**PROBLEM DETAILS:** Give only the number of lines where "Rano" occurs.

(Stored data entries)
▬▬▬

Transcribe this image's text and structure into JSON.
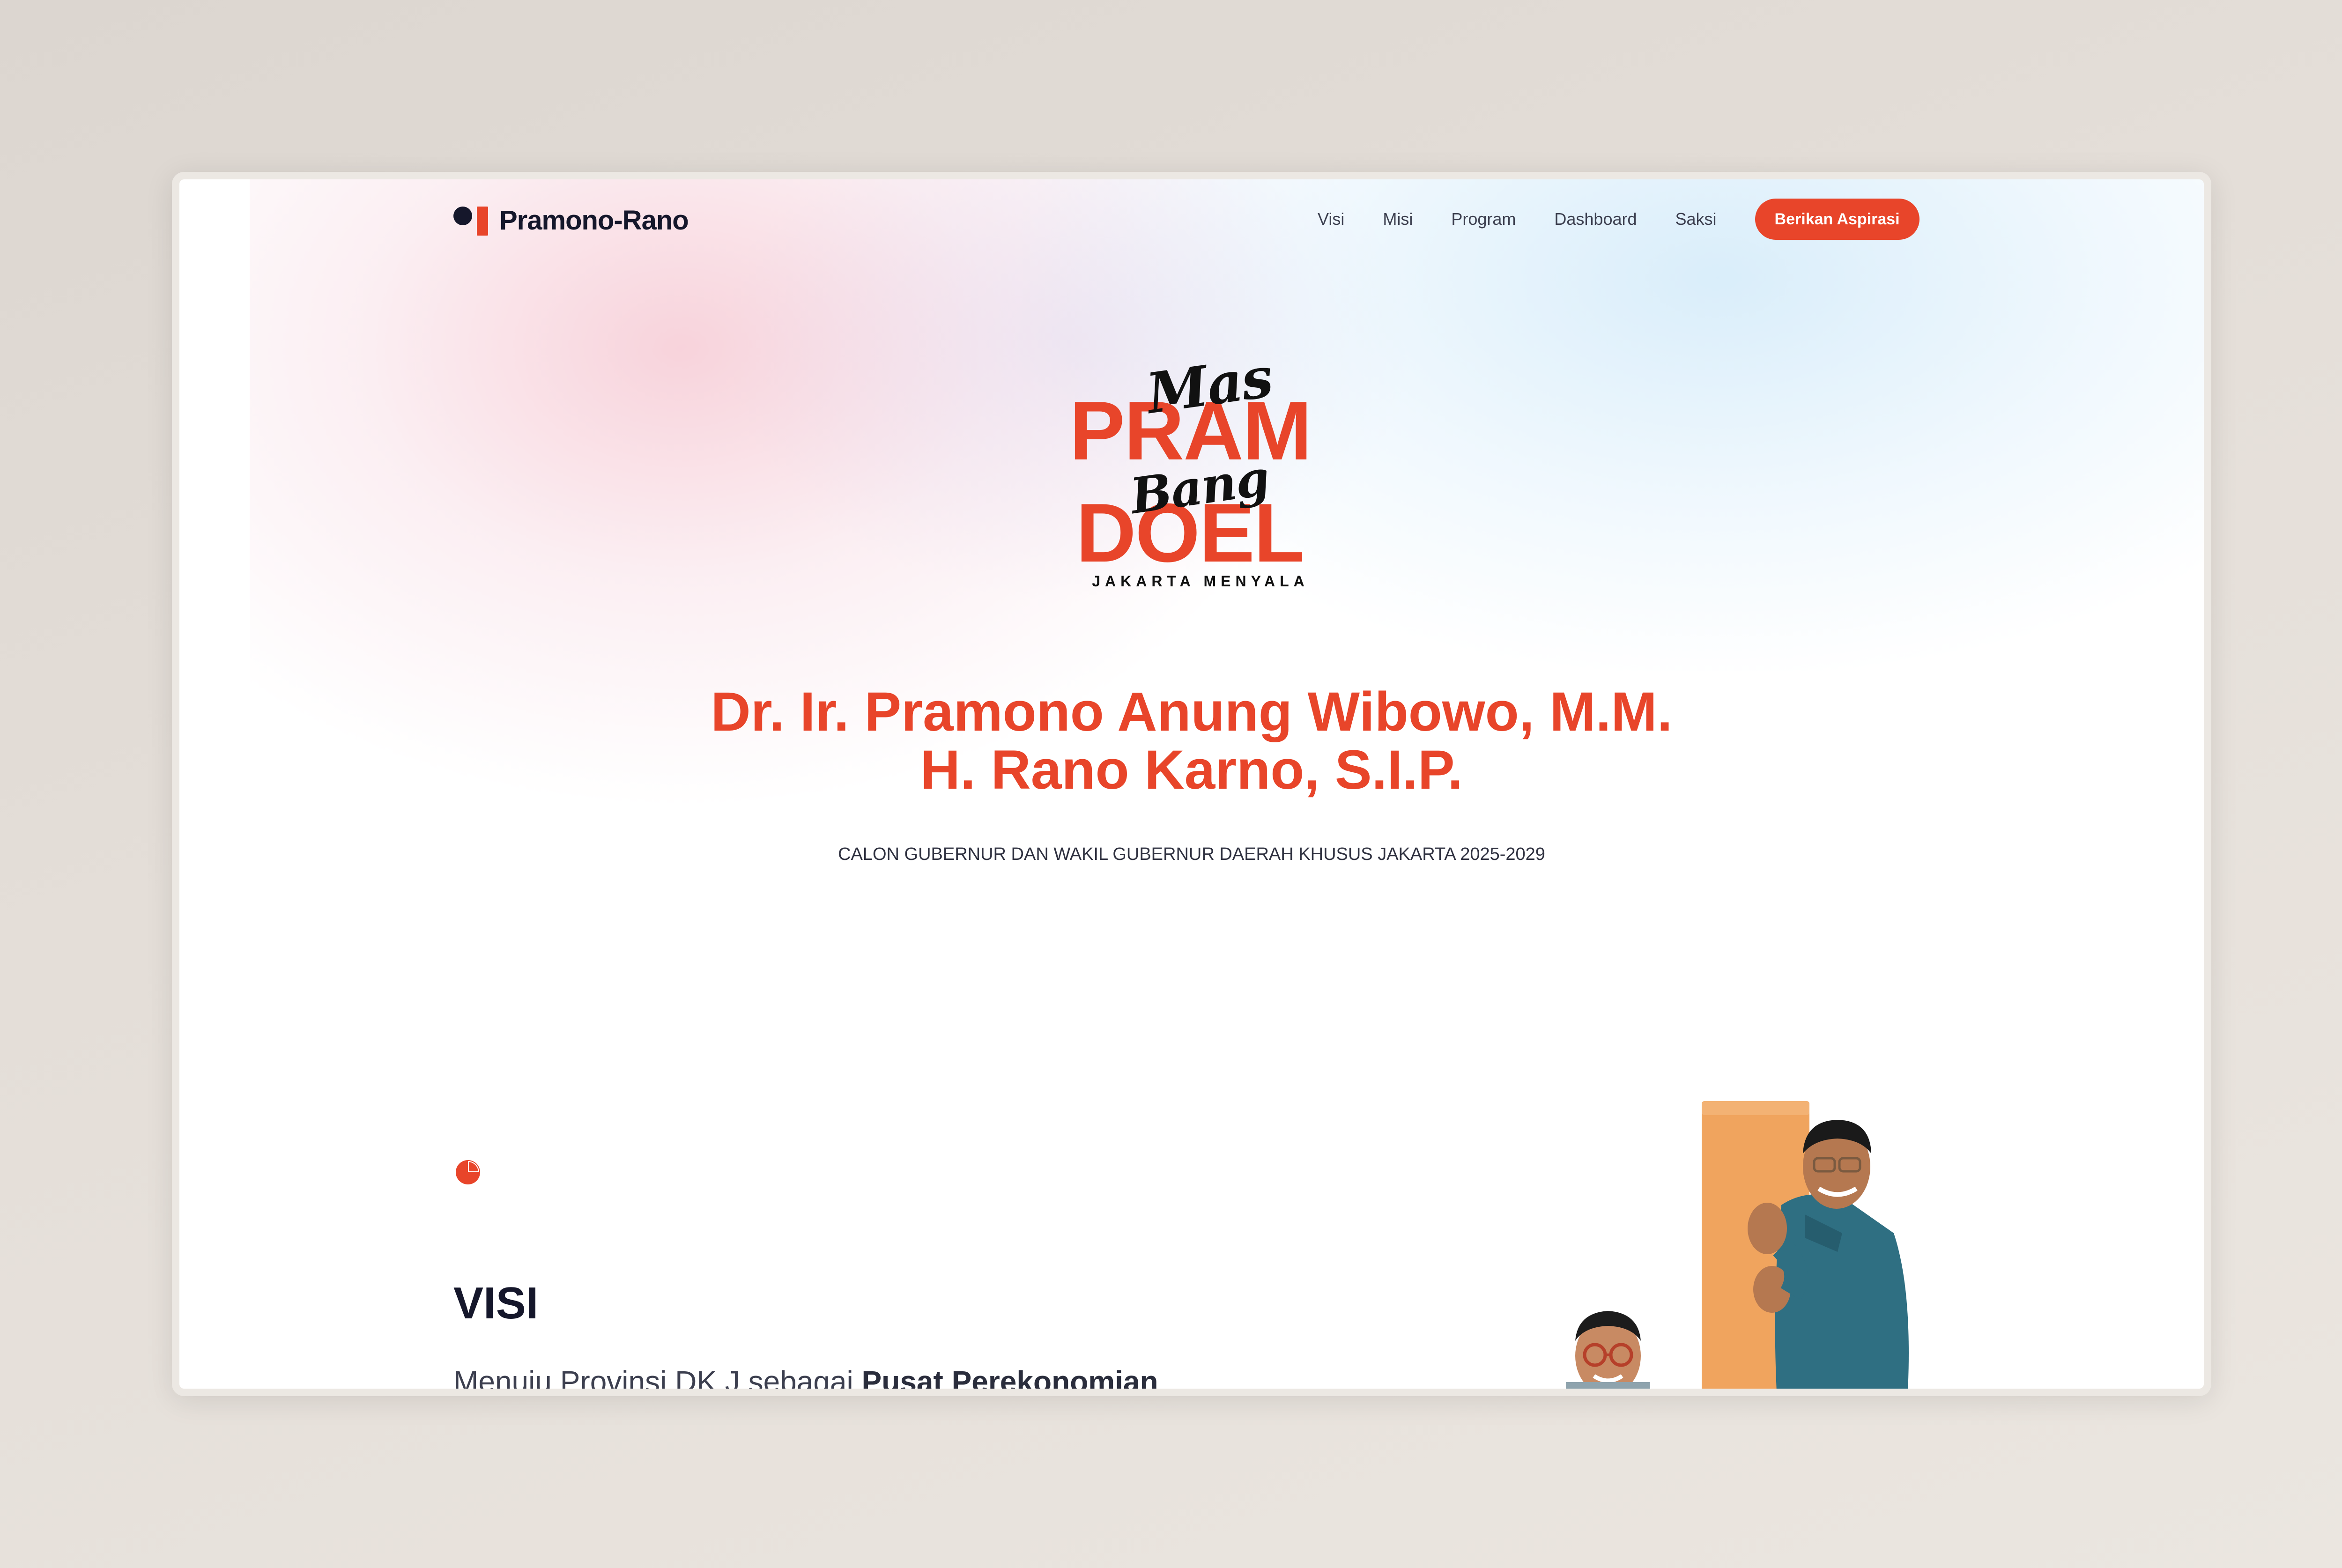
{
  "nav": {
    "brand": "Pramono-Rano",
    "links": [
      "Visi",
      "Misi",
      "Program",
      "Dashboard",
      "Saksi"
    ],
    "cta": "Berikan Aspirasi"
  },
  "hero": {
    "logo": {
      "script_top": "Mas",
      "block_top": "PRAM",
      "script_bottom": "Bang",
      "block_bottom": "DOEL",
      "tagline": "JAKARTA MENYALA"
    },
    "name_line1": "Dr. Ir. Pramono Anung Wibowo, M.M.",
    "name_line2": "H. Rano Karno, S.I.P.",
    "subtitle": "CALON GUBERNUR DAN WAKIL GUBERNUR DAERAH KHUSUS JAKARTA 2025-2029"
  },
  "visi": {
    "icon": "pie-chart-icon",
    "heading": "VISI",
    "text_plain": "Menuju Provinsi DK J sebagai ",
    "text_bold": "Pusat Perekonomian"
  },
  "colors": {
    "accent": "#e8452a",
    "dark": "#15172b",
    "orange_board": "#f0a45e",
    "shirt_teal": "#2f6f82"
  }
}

▬▬▬

**FINAL RESULT:** 2